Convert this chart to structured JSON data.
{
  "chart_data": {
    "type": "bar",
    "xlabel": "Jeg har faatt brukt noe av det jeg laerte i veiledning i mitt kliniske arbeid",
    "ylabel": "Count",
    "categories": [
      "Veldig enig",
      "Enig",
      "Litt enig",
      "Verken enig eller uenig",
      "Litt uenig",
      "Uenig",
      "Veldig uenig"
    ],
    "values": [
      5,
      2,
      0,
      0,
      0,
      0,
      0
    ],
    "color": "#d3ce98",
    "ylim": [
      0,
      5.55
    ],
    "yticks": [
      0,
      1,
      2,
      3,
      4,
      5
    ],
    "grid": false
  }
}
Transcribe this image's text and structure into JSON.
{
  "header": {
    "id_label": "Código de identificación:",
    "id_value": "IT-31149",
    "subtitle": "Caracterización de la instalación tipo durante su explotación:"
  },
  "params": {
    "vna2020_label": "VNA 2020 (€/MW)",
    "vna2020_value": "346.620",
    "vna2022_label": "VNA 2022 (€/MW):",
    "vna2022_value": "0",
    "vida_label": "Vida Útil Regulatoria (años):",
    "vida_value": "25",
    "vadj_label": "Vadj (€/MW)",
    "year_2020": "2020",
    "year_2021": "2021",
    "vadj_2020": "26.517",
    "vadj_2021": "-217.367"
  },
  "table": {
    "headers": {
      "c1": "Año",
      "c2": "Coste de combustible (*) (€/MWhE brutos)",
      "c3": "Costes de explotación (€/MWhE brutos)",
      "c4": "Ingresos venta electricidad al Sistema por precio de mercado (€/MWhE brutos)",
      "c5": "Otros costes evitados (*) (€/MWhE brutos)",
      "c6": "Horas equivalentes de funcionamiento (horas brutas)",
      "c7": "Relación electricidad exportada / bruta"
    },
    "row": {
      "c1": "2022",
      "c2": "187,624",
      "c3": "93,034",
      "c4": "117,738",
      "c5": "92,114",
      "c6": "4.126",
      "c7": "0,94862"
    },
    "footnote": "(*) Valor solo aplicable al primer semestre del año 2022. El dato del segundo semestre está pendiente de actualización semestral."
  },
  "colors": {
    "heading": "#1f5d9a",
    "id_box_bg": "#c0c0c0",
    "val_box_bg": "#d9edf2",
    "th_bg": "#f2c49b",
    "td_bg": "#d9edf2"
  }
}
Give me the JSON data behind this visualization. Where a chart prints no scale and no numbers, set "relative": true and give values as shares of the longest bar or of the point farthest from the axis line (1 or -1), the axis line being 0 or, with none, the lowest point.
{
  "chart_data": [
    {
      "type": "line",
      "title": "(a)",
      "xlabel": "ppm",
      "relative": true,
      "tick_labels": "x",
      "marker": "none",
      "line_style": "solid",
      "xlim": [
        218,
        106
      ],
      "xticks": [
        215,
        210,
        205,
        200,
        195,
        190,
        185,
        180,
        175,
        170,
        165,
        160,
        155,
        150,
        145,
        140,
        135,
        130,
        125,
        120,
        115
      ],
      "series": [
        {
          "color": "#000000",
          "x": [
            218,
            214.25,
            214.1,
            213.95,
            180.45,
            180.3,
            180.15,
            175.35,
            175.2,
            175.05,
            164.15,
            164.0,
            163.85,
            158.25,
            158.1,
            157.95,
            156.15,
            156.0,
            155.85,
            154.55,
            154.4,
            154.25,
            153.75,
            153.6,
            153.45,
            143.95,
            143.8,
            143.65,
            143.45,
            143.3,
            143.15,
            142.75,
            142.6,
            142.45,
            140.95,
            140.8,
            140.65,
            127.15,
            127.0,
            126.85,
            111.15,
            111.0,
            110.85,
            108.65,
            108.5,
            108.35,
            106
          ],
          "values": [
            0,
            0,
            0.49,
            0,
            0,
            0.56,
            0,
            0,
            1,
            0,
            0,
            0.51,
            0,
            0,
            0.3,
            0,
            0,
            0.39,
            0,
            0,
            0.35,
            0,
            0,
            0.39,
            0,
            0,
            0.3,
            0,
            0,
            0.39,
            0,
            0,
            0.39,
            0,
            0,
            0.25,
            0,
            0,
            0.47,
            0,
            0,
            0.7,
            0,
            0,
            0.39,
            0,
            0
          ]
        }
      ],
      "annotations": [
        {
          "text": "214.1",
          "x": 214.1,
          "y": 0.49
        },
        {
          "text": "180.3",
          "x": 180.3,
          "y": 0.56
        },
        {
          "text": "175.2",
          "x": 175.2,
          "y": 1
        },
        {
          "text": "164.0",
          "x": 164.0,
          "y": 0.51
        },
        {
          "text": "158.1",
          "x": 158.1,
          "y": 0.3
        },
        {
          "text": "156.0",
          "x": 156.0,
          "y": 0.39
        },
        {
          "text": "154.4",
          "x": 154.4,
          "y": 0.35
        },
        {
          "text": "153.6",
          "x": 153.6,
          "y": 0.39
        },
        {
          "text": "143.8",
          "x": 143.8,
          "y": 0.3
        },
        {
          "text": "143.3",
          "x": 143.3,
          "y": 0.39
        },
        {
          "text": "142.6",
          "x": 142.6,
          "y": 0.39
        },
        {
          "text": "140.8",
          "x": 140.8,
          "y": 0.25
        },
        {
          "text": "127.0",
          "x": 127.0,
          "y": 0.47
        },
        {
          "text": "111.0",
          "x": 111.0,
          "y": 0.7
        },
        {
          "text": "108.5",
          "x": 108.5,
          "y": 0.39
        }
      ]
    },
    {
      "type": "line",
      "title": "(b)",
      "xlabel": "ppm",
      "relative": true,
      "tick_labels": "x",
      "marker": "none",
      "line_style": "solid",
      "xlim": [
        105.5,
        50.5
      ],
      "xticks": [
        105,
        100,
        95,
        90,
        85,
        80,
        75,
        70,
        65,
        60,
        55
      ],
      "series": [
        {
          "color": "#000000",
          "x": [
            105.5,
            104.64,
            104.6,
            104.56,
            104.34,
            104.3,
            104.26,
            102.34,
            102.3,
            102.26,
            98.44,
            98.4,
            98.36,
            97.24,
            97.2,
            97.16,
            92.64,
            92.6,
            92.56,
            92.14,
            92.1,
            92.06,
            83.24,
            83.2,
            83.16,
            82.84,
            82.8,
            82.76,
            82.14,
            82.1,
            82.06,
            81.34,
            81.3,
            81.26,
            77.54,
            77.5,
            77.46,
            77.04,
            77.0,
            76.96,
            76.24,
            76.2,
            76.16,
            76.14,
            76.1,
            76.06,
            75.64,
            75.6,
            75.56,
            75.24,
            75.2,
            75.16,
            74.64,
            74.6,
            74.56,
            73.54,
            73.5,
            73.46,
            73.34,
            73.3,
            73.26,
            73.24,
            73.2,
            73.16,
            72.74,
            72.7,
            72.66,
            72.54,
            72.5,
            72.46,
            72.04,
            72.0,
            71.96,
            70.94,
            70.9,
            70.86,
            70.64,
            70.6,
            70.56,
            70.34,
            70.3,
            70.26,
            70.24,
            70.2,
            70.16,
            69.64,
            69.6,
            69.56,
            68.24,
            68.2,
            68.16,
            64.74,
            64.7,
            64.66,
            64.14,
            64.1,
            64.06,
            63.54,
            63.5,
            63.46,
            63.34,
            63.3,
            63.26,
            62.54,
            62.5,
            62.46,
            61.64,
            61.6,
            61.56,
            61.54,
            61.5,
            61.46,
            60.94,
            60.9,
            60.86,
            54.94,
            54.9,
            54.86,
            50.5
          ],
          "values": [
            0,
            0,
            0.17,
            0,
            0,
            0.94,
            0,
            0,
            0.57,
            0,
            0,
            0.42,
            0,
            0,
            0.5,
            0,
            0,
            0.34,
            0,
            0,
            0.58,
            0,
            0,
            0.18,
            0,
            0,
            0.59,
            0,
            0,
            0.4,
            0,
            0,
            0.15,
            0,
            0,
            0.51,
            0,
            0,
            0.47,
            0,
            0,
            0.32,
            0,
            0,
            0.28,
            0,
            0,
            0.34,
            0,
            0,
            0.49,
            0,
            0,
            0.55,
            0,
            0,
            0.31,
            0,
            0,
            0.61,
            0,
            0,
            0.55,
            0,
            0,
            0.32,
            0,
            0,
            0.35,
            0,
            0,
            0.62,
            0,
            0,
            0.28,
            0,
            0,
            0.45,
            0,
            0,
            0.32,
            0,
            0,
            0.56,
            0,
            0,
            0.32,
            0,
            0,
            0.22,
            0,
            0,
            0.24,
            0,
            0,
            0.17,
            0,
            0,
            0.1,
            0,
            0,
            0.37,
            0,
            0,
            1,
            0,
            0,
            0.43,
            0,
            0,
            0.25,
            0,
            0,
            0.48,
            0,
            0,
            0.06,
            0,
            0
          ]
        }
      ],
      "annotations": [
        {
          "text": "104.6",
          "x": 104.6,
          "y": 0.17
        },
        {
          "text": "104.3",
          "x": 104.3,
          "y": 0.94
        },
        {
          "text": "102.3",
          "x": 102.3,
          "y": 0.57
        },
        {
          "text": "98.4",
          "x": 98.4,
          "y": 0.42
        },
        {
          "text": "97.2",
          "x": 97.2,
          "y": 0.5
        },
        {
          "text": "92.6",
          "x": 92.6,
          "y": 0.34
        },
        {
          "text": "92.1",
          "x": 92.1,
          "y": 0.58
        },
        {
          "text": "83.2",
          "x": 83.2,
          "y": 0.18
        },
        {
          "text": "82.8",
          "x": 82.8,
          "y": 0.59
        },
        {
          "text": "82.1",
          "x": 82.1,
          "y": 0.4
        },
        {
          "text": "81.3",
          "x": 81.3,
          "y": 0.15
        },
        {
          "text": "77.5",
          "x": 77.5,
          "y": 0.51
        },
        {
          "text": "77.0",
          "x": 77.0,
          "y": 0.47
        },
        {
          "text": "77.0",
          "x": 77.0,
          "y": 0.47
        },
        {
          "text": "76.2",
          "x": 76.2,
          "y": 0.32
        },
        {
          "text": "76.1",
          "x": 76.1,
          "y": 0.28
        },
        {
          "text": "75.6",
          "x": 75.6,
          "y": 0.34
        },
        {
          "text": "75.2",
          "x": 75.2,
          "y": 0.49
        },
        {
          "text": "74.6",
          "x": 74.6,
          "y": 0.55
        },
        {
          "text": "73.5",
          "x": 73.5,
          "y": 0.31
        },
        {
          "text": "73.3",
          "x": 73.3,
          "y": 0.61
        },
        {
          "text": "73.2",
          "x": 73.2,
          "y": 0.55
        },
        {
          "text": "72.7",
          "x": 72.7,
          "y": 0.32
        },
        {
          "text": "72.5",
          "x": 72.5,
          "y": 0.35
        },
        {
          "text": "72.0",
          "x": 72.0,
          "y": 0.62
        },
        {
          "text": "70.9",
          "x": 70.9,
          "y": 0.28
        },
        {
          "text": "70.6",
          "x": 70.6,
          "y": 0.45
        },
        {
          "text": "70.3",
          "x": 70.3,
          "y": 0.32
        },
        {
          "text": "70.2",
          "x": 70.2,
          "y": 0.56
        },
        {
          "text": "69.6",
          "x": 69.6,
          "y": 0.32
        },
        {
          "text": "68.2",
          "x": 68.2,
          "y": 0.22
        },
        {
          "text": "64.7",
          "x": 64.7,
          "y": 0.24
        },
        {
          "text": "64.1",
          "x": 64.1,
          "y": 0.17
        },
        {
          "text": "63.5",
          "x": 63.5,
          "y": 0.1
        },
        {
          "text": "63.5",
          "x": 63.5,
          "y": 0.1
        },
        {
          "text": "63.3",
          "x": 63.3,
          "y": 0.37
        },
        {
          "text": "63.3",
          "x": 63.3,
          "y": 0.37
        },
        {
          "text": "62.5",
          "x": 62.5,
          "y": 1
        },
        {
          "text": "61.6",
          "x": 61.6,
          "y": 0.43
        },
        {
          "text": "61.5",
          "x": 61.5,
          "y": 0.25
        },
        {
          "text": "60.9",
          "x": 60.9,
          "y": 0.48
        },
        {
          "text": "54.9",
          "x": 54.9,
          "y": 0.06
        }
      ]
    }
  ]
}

TASK TO COMPLETE: Of the lines in this listing, how many contain "MWhE"? Reply with the number and nothing more.

ANSWER TO THIS PROBLEM: 4